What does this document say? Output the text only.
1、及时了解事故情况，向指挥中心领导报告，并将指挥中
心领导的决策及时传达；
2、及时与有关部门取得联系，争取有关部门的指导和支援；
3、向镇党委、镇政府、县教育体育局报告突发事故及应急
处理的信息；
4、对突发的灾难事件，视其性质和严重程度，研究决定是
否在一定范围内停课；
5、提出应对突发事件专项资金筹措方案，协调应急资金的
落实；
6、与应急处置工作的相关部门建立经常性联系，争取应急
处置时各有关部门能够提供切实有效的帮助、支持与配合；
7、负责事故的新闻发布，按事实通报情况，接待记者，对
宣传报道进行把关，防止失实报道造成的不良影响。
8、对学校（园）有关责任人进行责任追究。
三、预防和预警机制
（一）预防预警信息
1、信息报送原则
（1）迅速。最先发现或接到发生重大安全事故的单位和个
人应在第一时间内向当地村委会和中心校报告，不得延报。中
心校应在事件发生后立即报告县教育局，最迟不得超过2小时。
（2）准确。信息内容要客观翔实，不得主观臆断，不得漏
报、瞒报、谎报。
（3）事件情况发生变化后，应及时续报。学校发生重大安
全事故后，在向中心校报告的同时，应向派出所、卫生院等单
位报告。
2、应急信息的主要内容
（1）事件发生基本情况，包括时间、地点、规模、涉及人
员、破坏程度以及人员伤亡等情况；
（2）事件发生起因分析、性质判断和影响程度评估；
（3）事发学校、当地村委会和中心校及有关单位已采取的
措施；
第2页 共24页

□ □ □ □ □

*Problem details*
Without leaving anything out, give the entries again exactly.

*Full output*
What does this document say? Output the text only.
1、及时了解事故情况，向指挥中心领导报告，并将指挥中
心领导的决策及时传达；
2、及时与有关部门取得联系，争取有关部门的指导和支援；
3、向镇党委、镇政府、县教育体育局报告突发事故及应急
处理的信息；
4、对突发的灾难事件，视其性质和严重程度，研究决定是
否在一定范围内停课；
5、提出应对突发事件专项资金筹措方案，协调应急资金的
落实；
6、与应急处置工作的相关部门建立经常性联系，争取应急
处置时各有关部门能够提供切实有效的帮助、支持与配合；
7、负责事故的新闻发布，按事实通报情况，接待记者，对
宣传报道进行把关，防止失实报道造成的不良影响。
8、对学校（园）有关责任人进行责任追究。
三、预防和预警机制
（一）预防预警信息
1、信息报送原则
（1）迅速。最先发现或接到发生重大安全事故的单位和个
人应在第一时间内向当地村委会和中心校报告，不得延报。中
心校应在事件发生后立即报告县教育局，最迟不得超过2小时。
（2）准确。信息内容要客观翔实，不得主观臆断，不得漏
报、瞒报、谎报。
（3）事件情况发生变化后，应及时续报。学校发生重大安
全事故后，在向中心校报告的同时，应向派出所、卫生院等单
位报告。
2、应急信息的主要内容
（1）事件发生基本情况，包括时间、地点、规模、涉及人
员、破坏程度以及人员伤亡等情况；
（2）事件发生起因分析、性质判断和影响程度评估；
（3）事发学校、当地村委会和中心校及有关单位已采取的
措施；
第2页 共24页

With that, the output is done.